» PROBLEM DESCRIPTION
Rewrite the listing from the line that has "series-line-4 — [72, 267, 597, 272]" through the line that has "y-tick-exponent: 2 — [63, 138, 68, 147]", swapping "y-tick-exponent" for "y-tick-power" and leaving everything else unchanged. Give only those lines.

» THE DATA
○ ○ ○

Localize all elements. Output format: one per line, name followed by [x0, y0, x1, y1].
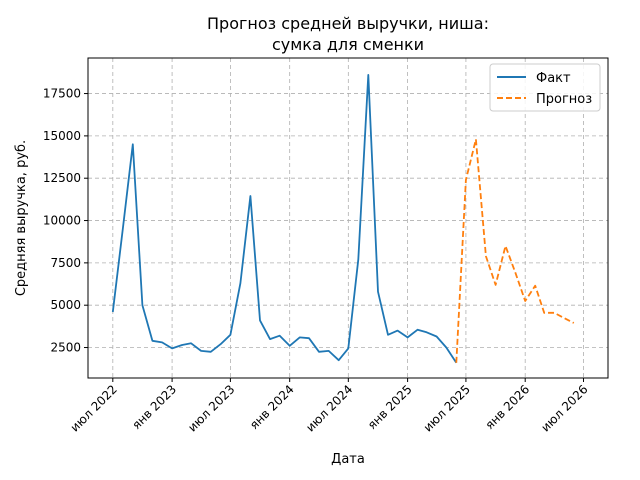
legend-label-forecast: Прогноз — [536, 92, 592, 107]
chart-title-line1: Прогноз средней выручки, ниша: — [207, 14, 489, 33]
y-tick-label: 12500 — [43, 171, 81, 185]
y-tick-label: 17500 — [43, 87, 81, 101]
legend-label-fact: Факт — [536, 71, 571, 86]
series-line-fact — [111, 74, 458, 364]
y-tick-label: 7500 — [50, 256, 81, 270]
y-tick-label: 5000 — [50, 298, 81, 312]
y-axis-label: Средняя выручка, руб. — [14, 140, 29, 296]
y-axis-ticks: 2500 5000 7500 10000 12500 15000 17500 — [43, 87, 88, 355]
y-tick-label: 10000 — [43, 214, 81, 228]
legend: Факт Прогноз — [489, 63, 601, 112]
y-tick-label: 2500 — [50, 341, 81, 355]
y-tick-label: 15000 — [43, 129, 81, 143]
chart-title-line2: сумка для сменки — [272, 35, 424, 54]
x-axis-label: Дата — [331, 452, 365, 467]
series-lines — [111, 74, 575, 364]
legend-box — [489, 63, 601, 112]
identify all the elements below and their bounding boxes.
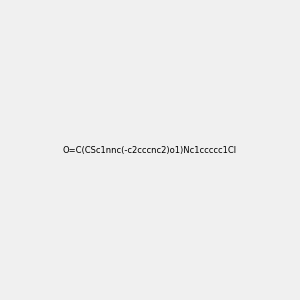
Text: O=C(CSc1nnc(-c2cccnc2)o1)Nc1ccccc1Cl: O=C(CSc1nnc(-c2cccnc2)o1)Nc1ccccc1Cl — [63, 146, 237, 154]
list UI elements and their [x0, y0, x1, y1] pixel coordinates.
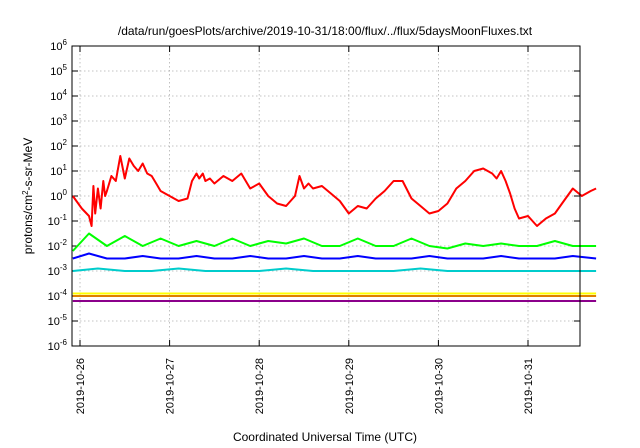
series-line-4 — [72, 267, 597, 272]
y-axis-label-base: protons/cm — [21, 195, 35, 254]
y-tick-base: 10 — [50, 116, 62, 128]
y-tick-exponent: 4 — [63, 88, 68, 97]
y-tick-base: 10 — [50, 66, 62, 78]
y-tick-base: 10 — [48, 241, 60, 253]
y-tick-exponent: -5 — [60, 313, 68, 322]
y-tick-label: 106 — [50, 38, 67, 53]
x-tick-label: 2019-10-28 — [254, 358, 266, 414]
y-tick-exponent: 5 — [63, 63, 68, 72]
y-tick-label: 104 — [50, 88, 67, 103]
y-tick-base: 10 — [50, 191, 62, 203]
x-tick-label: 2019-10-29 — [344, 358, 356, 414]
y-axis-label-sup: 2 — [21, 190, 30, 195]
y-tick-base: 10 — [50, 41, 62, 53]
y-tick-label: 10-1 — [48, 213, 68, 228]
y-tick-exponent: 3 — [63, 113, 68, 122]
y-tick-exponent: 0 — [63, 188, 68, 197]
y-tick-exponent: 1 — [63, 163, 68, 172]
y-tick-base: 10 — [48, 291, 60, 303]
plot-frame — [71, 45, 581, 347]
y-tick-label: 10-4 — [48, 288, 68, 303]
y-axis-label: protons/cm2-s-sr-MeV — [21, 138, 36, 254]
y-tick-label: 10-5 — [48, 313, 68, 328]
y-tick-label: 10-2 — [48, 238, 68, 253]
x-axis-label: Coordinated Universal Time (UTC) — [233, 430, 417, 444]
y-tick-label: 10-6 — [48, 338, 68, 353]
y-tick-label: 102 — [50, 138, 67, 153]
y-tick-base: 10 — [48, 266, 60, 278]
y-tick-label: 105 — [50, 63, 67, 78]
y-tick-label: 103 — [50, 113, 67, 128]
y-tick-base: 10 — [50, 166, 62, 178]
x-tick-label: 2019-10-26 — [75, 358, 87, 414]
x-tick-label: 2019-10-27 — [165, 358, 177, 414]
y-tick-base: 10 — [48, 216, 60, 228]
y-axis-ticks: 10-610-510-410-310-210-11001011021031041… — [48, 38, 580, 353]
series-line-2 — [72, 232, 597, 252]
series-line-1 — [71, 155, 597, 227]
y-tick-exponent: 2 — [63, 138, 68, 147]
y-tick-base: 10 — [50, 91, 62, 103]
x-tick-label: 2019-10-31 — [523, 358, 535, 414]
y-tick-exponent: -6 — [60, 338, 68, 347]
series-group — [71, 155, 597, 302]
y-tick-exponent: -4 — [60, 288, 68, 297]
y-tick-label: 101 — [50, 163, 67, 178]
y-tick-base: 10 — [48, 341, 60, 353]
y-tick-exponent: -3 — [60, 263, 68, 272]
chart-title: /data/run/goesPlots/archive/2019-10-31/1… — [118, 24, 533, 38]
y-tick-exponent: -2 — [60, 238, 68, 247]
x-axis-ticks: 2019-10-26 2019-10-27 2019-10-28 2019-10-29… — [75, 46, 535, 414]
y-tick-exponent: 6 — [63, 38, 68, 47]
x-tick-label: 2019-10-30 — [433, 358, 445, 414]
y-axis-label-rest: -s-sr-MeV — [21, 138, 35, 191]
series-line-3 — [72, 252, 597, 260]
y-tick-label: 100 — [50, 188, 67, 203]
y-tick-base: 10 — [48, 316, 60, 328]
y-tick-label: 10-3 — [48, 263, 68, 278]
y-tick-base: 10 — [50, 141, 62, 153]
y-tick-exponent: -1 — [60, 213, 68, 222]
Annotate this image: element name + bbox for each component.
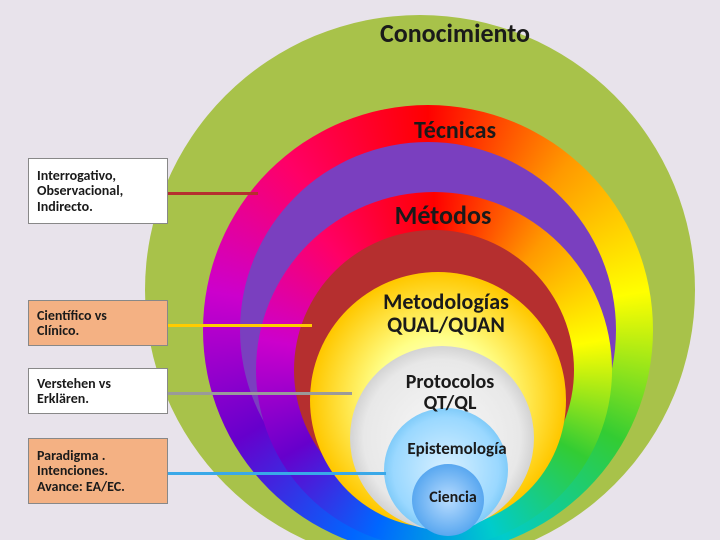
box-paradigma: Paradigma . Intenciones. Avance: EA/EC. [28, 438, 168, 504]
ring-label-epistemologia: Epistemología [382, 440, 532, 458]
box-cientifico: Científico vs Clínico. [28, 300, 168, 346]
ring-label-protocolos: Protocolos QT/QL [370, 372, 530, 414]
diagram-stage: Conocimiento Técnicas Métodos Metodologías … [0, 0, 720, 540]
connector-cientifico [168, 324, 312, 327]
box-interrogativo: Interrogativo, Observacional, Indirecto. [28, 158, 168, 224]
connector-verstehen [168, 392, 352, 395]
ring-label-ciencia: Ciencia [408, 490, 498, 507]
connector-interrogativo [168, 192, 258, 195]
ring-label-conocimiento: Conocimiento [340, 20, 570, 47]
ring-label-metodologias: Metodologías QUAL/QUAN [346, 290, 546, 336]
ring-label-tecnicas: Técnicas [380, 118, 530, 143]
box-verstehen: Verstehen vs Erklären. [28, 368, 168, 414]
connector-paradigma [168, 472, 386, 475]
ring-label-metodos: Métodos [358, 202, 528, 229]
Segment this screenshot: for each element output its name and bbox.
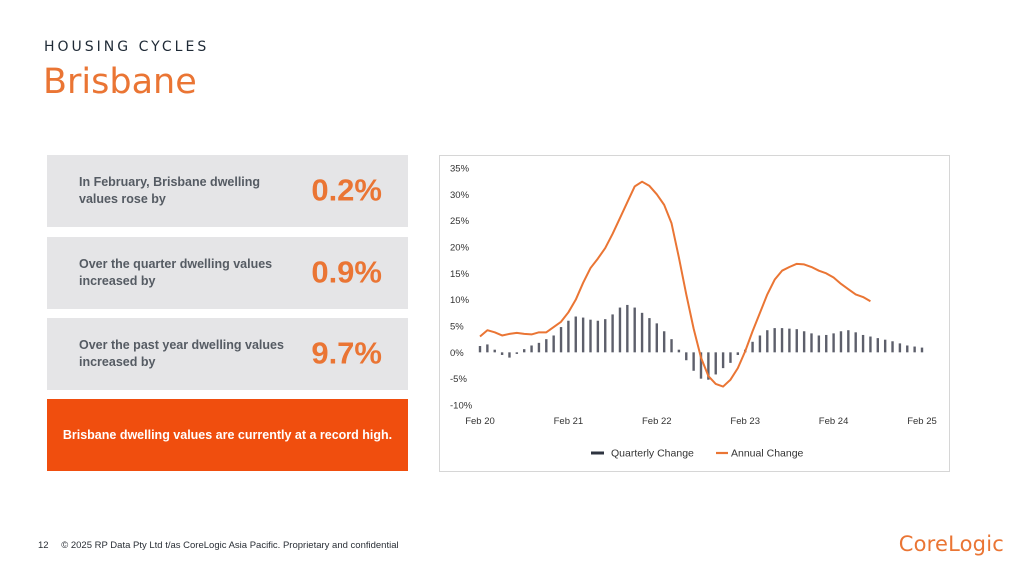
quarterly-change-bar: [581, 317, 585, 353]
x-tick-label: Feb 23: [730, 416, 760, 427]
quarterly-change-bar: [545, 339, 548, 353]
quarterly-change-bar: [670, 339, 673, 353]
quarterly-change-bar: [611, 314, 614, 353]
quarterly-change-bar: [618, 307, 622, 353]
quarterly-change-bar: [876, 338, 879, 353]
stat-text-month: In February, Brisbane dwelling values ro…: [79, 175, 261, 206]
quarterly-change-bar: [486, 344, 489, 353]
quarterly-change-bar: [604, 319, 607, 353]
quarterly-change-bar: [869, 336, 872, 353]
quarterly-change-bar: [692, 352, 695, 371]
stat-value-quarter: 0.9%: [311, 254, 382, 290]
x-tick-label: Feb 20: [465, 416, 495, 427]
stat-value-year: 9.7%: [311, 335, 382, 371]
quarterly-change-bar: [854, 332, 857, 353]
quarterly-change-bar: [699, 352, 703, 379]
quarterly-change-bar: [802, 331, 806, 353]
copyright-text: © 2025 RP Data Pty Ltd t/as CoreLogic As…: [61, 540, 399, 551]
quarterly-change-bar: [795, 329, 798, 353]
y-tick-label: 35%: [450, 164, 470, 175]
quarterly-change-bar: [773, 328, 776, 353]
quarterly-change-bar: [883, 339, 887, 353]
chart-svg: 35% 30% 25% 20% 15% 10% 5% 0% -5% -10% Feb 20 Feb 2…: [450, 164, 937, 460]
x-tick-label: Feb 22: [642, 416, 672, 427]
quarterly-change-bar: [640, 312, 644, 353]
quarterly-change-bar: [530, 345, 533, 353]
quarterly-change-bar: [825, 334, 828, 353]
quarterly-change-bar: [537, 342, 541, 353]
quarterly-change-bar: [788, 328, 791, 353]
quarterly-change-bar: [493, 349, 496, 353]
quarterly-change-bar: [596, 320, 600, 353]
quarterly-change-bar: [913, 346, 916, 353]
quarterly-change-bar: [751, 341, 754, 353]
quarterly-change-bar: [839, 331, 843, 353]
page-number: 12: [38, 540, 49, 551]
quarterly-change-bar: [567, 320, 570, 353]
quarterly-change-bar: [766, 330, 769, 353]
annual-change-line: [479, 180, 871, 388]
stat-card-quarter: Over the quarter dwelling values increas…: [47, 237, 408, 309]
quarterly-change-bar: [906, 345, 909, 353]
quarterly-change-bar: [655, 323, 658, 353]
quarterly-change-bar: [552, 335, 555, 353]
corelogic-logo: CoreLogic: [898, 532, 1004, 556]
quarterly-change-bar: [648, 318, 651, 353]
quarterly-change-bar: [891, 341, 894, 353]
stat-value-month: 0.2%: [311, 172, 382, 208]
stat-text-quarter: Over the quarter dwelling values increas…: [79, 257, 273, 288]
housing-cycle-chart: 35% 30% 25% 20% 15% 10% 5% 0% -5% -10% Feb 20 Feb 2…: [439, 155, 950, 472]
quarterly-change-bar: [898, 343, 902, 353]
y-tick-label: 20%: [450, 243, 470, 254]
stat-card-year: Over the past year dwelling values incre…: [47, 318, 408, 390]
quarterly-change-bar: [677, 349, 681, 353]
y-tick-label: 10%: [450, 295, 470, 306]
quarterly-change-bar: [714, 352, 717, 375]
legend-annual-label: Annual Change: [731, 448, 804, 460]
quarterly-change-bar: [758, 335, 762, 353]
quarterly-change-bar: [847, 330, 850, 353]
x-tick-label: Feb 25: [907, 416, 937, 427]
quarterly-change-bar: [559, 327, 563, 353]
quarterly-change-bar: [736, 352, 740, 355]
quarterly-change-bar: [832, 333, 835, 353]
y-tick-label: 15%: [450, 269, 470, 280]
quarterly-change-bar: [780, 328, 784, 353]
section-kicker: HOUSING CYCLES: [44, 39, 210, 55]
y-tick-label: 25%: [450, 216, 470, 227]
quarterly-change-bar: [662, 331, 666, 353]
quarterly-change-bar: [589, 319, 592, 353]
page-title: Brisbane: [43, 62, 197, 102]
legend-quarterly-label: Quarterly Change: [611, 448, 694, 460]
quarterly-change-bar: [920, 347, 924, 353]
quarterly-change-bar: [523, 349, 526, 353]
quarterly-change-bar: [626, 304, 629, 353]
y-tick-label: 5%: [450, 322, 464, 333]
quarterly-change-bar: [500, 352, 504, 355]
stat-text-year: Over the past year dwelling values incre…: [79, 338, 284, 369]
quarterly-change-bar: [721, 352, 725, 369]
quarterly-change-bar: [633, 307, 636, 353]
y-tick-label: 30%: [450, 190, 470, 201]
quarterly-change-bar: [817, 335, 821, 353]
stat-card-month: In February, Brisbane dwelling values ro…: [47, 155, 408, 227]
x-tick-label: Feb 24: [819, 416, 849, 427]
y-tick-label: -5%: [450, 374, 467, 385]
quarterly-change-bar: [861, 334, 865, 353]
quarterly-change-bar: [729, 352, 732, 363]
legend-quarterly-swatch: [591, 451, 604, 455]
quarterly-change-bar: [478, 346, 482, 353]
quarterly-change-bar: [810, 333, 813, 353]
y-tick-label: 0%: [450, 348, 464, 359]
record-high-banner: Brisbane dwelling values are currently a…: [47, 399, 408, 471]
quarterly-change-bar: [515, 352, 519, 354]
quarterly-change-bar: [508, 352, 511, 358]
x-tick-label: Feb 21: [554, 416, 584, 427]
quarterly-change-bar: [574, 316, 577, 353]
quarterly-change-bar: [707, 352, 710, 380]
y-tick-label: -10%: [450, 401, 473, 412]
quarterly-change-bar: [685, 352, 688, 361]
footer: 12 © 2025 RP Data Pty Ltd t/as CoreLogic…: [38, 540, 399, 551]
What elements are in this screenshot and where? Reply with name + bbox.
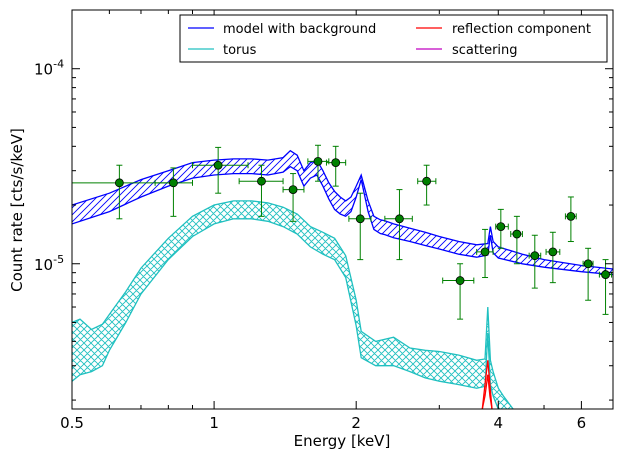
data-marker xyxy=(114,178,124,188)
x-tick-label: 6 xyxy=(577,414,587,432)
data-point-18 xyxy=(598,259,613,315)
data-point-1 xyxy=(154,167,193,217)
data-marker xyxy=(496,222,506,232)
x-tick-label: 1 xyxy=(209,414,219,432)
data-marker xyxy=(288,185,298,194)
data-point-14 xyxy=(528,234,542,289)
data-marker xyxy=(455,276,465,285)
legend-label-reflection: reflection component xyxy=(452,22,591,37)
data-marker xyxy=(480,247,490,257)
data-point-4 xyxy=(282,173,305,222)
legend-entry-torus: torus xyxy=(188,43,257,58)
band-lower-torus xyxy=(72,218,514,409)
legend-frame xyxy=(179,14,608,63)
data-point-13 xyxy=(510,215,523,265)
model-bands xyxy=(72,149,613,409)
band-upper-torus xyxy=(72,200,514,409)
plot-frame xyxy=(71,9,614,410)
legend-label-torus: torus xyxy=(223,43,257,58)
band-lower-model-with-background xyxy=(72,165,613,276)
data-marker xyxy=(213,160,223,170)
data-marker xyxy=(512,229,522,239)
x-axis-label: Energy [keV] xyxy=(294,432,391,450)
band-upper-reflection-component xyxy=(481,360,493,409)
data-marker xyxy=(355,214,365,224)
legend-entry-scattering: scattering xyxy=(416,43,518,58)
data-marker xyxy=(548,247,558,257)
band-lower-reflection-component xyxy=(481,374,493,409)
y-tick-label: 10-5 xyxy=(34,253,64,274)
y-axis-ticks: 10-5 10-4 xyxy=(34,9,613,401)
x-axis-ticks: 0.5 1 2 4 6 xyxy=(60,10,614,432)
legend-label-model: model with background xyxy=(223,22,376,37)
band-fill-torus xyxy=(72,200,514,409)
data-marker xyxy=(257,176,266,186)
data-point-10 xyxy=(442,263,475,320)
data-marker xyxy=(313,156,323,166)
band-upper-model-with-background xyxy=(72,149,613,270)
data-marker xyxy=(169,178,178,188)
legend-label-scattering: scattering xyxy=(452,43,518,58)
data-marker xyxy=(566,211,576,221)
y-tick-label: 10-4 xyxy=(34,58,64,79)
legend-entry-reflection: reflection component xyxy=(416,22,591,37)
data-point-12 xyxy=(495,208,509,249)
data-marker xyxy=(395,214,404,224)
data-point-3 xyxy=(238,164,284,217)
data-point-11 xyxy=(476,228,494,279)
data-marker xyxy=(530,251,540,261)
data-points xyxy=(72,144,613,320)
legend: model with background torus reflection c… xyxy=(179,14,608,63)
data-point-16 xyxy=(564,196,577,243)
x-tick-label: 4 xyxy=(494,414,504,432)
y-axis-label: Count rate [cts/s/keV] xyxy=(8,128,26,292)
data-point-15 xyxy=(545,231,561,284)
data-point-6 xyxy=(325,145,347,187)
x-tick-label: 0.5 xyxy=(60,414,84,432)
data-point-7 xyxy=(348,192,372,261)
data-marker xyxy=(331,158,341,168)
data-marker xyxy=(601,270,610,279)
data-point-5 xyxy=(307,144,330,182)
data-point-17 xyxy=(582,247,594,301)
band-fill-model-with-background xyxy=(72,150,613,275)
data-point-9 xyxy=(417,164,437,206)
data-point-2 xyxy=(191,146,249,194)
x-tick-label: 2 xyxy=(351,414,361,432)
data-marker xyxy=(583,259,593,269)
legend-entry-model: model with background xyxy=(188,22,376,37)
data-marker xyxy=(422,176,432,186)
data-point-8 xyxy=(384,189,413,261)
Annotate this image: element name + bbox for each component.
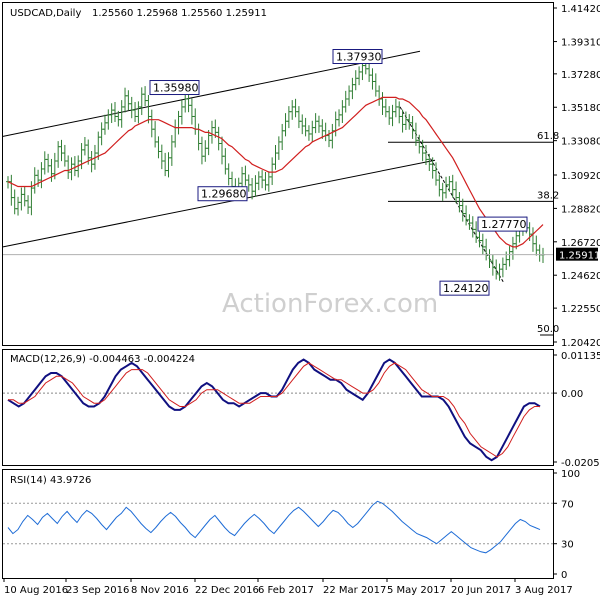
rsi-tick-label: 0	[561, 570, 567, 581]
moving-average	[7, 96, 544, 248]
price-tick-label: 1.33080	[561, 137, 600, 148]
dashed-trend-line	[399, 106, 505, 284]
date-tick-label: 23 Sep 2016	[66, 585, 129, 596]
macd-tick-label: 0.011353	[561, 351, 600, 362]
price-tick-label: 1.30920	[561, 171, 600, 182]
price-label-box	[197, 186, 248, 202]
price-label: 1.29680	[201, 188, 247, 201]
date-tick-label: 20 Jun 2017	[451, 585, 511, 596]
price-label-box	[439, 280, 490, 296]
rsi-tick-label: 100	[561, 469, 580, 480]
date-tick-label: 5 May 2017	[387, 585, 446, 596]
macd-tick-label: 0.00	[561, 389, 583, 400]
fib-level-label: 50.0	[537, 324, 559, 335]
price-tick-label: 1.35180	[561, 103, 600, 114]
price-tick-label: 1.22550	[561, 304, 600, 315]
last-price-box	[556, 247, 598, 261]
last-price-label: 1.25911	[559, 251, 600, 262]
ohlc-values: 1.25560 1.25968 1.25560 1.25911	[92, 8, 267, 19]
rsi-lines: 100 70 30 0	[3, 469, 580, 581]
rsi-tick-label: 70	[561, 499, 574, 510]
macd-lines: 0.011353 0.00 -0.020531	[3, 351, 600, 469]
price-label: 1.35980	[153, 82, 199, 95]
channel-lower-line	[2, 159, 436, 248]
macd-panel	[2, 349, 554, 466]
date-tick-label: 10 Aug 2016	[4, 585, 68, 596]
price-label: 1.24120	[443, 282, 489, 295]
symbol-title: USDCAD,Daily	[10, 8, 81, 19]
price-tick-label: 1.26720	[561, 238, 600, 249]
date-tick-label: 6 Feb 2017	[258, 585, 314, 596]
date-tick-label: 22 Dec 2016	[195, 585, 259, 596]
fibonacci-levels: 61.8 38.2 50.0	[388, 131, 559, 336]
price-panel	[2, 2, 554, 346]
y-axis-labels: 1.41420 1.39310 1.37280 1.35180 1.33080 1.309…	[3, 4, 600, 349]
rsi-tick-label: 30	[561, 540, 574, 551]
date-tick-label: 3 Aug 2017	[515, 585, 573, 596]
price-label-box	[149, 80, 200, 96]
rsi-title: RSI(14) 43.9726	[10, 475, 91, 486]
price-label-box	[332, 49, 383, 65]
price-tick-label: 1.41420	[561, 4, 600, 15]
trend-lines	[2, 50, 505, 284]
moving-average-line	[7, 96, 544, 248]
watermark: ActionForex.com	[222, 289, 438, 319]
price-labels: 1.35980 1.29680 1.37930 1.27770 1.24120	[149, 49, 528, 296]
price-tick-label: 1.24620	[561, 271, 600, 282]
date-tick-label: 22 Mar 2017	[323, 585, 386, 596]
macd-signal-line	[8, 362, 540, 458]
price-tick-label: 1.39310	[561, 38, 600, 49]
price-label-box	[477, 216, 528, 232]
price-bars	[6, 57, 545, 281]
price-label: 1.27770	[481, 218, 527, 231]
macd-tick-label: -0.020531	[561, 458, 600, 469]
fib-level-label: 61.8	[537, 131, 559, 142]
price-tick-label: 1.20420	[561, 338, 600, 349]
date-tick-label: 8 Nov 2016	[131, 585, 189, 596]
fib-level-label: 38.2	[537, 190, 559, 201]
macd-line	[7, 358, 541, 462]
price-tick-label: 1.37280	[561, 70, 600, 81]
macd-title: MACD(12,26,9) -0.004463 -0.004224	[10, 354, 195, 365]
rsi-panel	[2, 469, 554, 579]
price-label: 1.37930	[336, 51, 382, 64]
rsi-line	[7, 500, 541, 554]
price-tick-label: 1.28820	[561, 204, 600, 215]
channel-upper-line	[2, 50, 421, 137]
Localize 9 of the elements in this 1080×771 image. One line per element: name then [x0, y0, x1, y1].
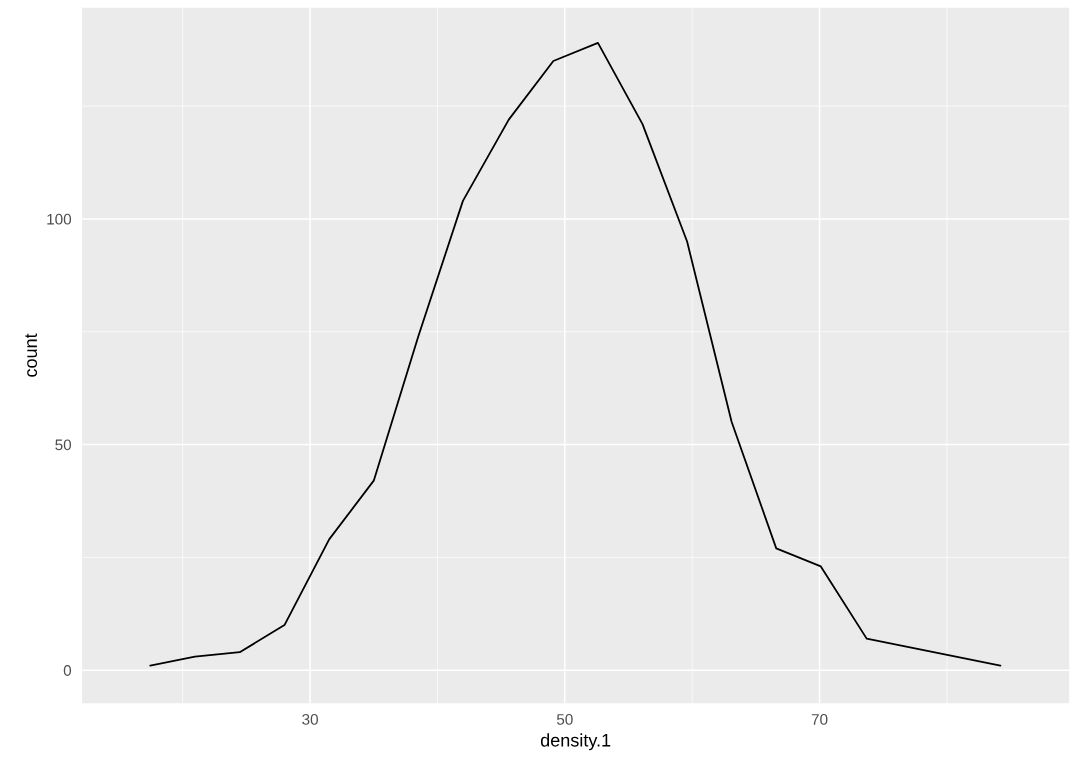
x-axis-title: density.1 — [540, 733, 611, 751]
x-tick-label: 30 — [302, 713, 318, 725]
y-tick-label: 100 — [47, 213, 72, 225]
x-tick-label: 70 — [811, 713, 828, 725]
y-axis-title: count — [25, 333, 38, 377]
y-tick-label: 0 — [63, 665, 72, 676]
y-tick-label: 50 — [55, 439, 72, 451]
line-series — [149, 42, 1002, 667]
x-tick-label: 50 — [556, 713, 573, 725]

○ ○ ○

» SOLVED PROBLEM
series-line-4 — [72, 267, 597, 272]
y-axis-label-base: protons/cm — [21, 195, 35, 254]
y-tick-base: 10 — [50, 116, 62, 128]
y-tick-power: 4 — [63, 88, 68, 97]
y-tick-base: 10 — [50, 66, 62, 78]
y-tick-base: 10 — [48, 241, 60, 253]
y-tick-power: -5 — [60, 313, 68, 322]
y-tick-label: 106 — [50, 38, 67, 53]
x-tick-label: 2019-10-28 — [254, 358, 266, 414]
y-tick-power: 5 — [63, 63, 68, 72]
y-tick-label: 104 — [50, 88, 67, 103]
y-tick-base: 10 — [50, 191, 62, 203]
x-tick-label: 2019-10-29 — [344, 358, 356, 414]
y-axis-label-sup: 2 — [21, 190, 30, 195]
y-tick-base: 10 — [50, 41, 62, 53]
y-tick-label: 10-1 — [48, 213, 68, 228]
y-tick-power: 3 — [63, 113, 68, 122]
y-tick-power: 0 — [63, 188, 68, 197]
y-tick-power: 1 — [63, 163, 68, 172]
y-tick-base: 10 — [48, 291, 60, 303]
plot-frame — [71, 45, 581, 347]
y-tick-label: 10-4 — [48, 288, 68, 303]
y-axis-label: protons/cm2-s-sr-MeV — [21, 138, 36, 254]
y-tick-label: 10-5 — [48, 313, 68, 328]
y-tick-label: 10-2 — [48, 238, 68, 253]
x-axis-label: Coordinated Universal Time (UTC) — [233, 430, 417, 444]
y-tick-label: 10-6 — [48, 338, 68, 353]
y-tick-label: 102 — [50, 138, 67, 153]
y-tick-base: 10 — [48, 266, 60, 278]
y-tick-label: 105 — [50, 63, 67, 78]
y-tick-label: 103 — [50, 113, 67, 128]
y-tick-base: 10 — [50, 166, 62, 178]
x-tick-label: 2019-10-26 — [75, 358, 87, 414]
x-tick-label: 2019-10-27 — [165, 358, 177, 414]
y-tick-base: 10 — [48, 216, 60, 228]
y-axis-ticks: 10-610-510-410-310-210-11001011021031041… — [48, 38, 580, 353]
series-line-2 — [72, 232, 597, 252]
series-line-1 — [71, 155, 597, 227]
y-tick-power: 2 — [63, 138, 68, 147]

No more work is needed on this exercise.